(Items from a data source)
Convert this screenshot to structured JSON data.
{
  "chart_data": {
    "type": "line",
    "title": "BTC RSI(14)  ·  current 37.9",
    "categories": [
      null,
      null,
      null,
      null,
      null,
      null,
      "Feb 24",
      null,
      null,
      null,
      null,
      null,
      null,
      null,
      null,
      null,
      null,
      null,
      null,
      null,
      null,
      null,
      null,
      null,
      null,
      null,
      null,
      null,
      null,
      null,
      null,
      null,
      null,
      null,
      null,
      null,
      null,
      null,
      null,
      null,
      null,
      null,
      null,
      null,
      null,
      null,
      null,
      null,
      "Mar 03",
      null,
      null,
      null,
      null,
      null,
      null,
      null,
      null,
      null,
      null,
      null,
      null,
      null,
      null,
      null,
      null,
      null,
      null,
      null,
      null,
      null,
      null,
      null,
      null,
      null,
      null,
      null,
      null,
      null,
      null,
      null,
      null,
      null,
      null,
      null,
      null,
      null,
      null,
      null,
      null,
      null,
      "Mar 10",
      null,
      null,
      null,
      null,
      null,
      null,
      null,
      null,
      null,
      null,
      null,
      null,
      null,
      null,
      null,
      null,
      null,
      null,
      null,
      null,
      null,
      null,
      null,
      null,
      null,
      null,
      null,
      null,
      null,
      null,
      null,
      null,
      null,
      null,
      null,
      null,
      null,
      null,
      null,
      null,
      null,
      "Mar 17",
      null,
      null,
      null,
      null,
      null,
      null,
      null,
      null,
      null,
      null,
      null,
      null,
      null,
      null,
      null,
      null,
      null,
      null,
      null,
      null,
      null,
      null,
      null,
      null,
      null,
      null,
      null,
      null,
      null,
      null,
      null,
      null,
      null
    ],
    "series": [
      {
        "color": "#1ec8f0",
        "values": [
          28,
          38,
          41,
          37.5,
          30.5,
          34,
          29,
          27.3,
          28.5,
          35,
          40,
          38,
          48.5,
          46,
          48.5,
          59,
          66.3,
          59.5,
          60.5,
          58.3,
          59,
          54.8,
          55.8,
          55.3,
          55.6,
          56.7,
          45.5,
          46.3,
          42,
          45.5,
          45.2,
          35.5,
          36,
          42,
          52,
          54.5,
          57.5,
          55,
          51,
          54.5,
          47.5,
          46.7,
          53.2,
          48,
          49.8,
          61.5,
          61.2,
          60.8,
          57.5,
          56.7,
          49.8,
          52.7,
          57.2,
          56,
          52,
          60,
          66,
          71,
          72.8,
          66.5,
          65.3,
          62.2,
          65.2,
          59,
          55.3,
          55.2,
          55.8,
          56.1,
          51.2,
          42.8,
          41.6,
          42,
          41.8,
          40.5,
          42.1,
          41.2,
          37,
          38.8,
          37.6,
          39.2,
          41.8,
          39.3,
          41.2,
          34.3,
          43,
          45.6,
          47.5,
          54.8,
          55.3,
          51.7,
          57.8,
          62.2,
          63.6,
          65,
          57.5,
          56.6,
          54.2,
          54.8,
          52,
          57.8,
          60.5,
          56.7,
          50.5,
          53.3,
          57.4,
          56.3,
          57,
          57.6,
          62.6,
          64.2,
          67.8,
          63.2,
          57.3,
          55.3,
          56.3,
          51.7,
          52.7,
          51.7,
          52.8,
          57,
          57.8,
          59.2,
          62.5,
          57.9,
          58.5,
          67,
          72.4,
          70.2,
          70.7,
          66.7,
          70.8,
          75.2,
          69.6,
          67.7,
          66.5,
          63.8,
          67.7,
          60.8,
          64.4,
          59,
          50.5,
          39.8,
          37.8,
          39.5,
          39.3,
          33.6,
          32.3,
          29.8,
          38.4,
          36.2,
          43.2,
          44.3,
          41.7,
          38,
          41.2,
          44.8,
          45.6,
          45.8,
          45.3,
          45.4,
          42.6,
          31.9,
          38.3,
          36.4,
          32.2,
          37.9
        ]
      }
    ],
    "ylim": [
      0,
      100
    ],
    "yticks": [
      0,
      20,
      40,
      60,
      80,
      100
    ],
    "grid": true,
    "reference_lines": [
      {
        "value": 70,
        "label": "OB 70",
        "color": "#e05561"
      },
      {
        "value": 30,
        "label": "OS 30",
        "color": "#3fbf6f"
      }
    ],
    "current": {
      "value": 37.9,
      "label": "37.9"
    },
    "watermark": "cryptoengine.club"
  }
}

§ **What is expected**: How many of the lines above include the string "current"? Reply with the number by itself.

§ **The response**: 2